▸ Aim of the exercise: Can you output the material exactly as written, minus any pictures it holds?

▸ Data to process:
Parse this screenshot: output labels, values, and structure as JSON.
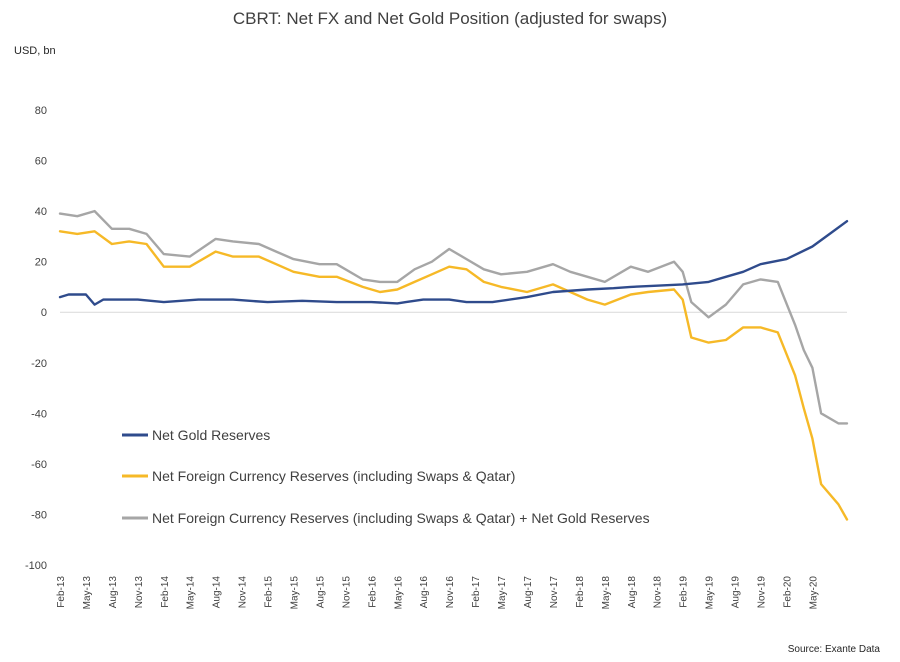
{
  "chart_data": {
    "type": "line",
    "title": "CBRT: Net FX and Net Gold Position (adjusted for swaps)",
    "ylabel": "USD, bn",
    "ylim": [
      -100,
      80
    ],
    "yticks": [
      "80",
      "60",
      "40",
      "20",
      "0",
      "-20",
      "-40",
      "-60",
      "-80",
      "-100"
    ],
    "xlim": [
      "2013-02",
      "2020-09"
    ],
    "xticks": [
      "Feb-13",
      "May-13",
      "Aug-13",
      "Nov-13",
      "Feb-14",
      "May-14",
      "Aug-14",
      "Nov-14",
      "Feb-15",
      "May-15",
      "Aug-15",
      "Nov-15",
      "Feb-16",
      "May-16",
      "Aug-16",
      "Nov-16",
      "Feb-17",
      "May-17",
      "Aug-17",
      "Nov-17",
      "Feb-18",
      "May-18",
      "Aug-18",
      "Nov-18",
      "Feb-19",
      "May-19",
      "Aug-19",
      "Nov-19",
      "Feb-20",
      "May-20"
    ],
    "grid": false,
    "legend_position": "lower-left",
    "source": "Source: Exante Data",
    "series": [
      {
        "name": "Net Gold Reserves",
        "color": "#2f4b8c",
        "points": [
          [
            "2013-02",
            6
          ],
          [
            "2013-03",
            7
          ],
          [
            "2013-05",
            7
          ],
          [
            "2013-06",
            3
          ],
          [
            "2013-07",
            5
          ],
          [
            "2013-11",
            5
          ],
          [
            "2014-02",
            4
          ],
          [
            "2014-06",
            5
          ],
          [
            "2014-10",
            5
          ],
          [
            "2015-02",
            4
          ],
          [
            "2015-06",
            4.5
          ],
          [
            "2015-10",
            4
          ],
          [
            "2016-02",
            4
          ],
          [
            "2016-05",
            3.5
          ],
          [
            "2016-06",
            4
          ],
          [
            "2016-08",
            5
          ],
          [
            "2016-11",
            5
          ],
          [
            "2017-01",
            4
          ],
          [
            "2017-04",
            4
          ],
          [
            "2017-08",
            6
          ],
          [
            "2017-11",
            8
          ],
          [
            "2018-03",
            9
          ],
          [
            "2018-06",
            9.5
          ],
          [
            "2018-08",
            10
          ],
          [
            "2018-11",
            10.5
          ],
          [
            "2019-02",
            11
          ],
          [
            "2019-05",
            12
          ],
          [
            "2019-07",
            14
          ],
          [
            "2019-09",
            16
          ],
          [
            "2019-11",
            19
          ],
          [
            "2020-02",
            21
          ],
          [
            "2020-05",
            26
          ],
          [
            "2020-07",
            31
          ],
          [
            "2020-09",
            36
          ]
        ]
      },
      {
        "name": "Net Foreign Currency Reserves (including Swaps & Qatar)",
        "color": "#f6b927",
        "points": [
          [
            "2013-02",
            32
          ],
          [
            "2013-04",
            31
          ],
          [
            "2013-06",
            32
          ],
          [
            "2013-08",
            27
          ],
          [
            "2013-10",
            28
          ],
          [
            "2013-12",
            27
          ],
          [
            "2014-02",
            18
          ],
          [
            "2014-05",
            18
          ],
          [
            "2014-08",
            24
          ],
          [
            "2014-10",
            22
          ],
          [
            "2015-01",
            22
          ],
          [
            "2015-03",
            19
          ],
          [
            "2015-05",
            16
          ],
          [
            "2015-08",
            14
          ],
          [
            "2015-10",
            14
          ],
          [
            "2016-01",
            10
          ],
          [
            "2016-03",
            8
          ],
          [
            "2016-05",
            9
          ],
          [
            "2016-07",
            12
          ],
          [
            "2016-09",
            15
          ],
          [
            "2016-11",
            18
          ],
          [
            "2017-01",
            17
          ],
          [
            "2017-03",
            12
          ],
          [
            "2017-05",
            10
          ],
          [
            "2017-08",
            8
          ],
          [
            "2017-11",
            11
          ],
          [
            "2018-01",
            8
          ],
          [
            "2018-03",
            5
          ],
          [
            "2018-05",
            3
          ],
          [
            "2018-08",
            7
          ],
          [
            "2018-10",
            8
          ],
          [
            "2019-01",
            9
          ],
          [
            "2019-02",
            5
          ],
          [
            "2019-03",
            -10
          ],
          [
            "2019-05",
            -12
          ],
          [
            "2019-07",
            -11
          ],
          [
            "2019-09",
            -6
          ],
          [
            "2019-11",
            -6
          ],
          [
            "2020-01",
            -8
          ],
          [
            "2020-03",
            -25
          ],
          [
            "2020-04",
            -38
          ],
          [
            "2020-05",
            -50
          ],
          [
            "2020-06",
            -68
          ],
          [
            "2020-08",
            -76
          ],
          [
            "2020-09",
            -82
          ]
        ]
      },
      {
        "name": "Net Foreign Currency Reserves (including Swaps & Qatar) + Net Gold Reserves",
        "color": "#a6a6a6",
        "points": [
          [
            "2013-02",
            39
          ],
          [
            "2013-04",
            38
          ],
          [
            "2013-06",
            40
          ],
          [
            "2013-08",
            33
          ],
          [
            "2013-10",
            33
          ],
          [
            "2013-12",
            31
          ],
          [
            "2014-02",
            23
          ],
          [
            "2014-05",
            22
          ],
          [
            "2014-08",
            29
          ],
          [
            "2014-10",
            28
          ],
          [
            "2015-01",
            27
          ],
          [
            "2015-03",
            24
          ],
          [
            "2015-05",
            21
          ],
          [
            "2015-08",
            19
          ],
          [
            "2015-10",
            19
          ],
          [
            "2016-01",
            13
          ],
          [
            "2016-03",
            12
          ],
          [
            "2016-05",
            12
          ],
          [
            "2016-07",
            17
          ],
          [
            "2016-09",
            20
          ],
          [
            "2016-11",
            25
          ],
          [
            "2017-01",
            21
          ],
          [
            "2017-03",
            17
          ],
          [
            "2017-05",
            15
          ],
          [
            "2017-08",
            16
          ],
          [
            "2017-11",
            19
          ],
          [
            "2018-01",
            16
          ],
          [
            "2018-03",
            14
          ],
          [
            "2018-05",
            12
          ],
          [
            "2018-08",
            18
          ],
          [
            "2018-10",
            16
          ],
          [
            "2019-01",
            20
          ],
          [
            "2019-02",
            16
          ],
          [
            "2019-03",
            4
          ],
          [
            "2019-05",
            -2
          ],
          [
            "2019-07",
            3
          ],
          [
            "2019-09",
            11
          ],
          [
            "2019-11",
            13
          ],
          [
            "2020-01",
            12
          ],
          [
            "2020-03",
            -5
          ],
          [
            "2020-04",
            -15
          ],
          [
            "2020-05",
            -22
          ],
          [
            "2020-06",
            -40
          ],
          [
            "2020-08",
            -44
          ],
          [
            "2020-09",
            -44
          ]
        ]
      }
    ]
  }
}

▸ Task response:
Parse this screenshot: output labels, values, and structure as JSON.
{
  "chart_data": {
    "type": "line",
    "title": "CBRT: Net FX and Net Gold Position (adjusted for swaps)",
    "ylabel": "USD, bn",
    "ylim": [
      -100,
      80
    ],
    "yticks": [
      "80",
      "60",
      "40",
      "20",
      "0",
      "-20",
      "-40",
      "-60",
      "-80",
      "-100"
    ],
    "xlim": [
      "2013-02",
      "2020-09"
    ],
    "xticks": [
      "Feb-13",
      "May-13",
      "Aug-13",
      "Nov-13",
      "Feb-14",
      "May-14",
      "Aug-14",
      "Nov-14",
      "Feb-15",
      "May-15",
      "Aug-15",
      "Nov-15",
      "Feb-16",
      "May-16",
      "Aug-16",
      "Nov-16",
      "Feb-17",
      "May-17",
      "Aug-17",
      "Nov-17",
      "Feb-18",
      "May-18",
      "Aug-18",
      "Nov-18",
      "Feb-19",
      "May-19",
      "Aug-19",
      "Nov-19",
      "Feb-20",
      "May-20"
    ],
    "grid": false,
    "legend_position": "lower-left",
    "source": "Source: Exante Data",
    "series": [
      {
        "name": "Net Gold Reserves",
        "color": "#2f4b8c",
        "points": [
          [
            "2013-02",
            6
          ],
          [
            "2013-03",
            7
          ],
          [
            "2013-05",
            7
          ],
          [
            "2013-06",
            3
          ],
          [
            "2013-07",
            5
          ],
          [
            "2013-11",
            5
          ],
          [
            "2014-02",
            4
          ],
          [
            "2014-06",
            5
          ],
          [
            "2014-10",
            5
          ],
          [
            "2015-02",
            4
          ],
          [
            "2015-06",
            4.5
          ],
          [
            "2015-10",
            4
          ],
          [
            "2016-02",
            4
          ],
          [
            "2016-05",
            3.5
          ],
          [
            "2016-06",
            4
          ],
          [
            "2016-08",
            5
          ],
          [
            "2016-11",
            5
          ],
          [
            "2017-01",
            4
          ],
          [
            "2017-04",
            4
          ],
          [
            "2017-08",
            6
          ],
          [
            "2017-11",
            8
          ],
          [
            "2018-03",
            9
          ],
          [
            "2018-06",
            9.5
          ],
          [
            "2018-08",
            10
          ],
          [
            "2018-11",
            10.5
          ],
          [
            "2019-02",
            11
          ],
          [
            "2019-05",
            12
          ],
          [
            "2019-07",
            14
          ],
          [
            "2019-09",
            16
          ],
          [
            "2019-11",
            19
          ],
          [
            "2020-02",
            21
          ],
          [
            "2020-05",
            26
          ],
          [
            "2020-07",
            31
          ],
          [
            "2020-09",
            36
          ]
        ]
      },
      {
        "name": "Net Foreign Currency Reserves (including Swaps & Qatar)",
        "color": "#f6b927",
        "points": [
          [
            "2013-02",
            32
          ],
          [
            "2013-04",
            31
          ],
          [
            "2013-06",
            32
          ],
          [
            "2013-08",
            27
          ],
          [
            "2013-10",
            28
          ],
          [
            "2013-12",
            27
          ],
          [
            "2014-02",
            18
          ],
          [
            "2014-05",
            18
          ],
          [
            "2014-08",
            24
          ],
          [
            "2014-10",
            22
          ],
          [
            "2015-01",
            22
          ],
          [
            "2015-03",
            19
          ],
          [
            "2015-05",
            16
          ],
          [
            "2015-08",
            14
          ],
          [
            "2015-10",
            14
          ],
          [
            "2016-01",
            10
          ],
          [
            "2016-03",
            8
          ],
          [
            "2016-05",
            9
          ],
          [
            "2016-07",
            12
          ],
          [
            "2016-09",
            15
          ],
          [
            "2016-11",
            18
          ],
          [
            "2017-01",
            17
          ],
          [
            "2017-03",
            12
          ],
          [
            "2017-05",
            10
          ],
          [
            "2017-08",
            8
          ],
          [
            "2017-11",
            11
          ],
          [
            "2018-01",
            8
          ],
          [
            "2018-03",
            5
          ],
          [
            "2018-05",
            3
          ],
          [
            "2018-08",
            7
          ],
          [
            "2018-10",
            8
          ],
          [
            "2019-01",
            9
          ],
          [
            "2019-02",
            5
          ],
          [
            "2019-03",
            -10
          ],
          [
            "2019-05",
            -12
          ],
          [
            "2019-07",
            -11
          ],
          [
            "2019-09",
            -6
          ],
          [
            "2019-11",
            -6
          ],
          [
            "2020-01",
            -8
          ],
          [
            "2020-03",
            -25
          ],
          [
            "2020-04",
            -38
          ],
          [
            "2020-05",
            -50
          ],
          [
            "2020-06",
            -68
          ],
          [
            "2020-08",
            -76
          ],
          [
            "2020-09",
            -82
          ]
        ]
      },
      {
        "name": "Net Foreign Currency Reserves (including Swaps & Qatar) + Net Gold Reserves",
        "color": "#a6a6a6",
        "points": [
          [
            "2013-02",
            39
          ],
          [
            "2013-04",
            38
          ],
          [
            "2013-06",
            40
          ],
          [
            "2013-08",
            33
          ],
          [
            "2013-10",
            33
          ],
          [
            "2013-12",
            31
          ],
          [
            "2014-02",
            23
          ],
          [
            "2014-05",
            22
          ],
          [
            "2014-08",
            29
          ],
          [
            "2014-10",
            28
          ],
          [
            "2015-01",
            27
          ],
          [
            "2015-03",
            24
          ],
          [
            "2015-05",
            21
          ],
          [
            "2015-08",
            19
          ],
          [
            "2015-10",
            19
          ],
          [
            "2016-01",
            13
          ],
          [
            "2016-03",
            12
          ],
          [
            "2016-05",
            12
          ],
          [
            "2016-07",
            17
          ],
          [
            "2016-09",
            20
          ],
          [
            "2016-11",
            25
          ],
          [
            "2017-01",
            21
          ],
          [
            "2017-03",
            17
          ],
          [
            "2017-05",
            15
          ],
          [
            "2017-08",
            16
          ],
          [
            "2017-11",
            19
          ],
          [
            "2018-01",
            16
          ],
          [
            "2018-03",
            14
          ],
          [
            "2018-05",
            12
          ],
          [
            "2018-08",
            18
          ],
          [
            "2018-10",
            16
          ],
          [
            "2019-01",
            20
          ],
          [
            "2019-02",
            16
          ],
          [
            "2019-03",
            4
          ],
          [
            "2019-05",
            -2
          ],
          [
            "2019-07",
            3
          ],
          [
            "2019-09",
            11
          ],
          [
            "2019-11",
            13
          ],
          [
            "2020-01",
            12
          ],
          [
            "2020-03",
            -5
          ],
          [
            "2020-04",
            -15
          ],
          [
            "2020-05",
            -22
          ],
          [
            "2020-06",
            -40
          ],
          [
            "2020-08",
            -44
          ],
          [
            "2020-09",
            -44
          ]
        ]
      }
    ]
  }
}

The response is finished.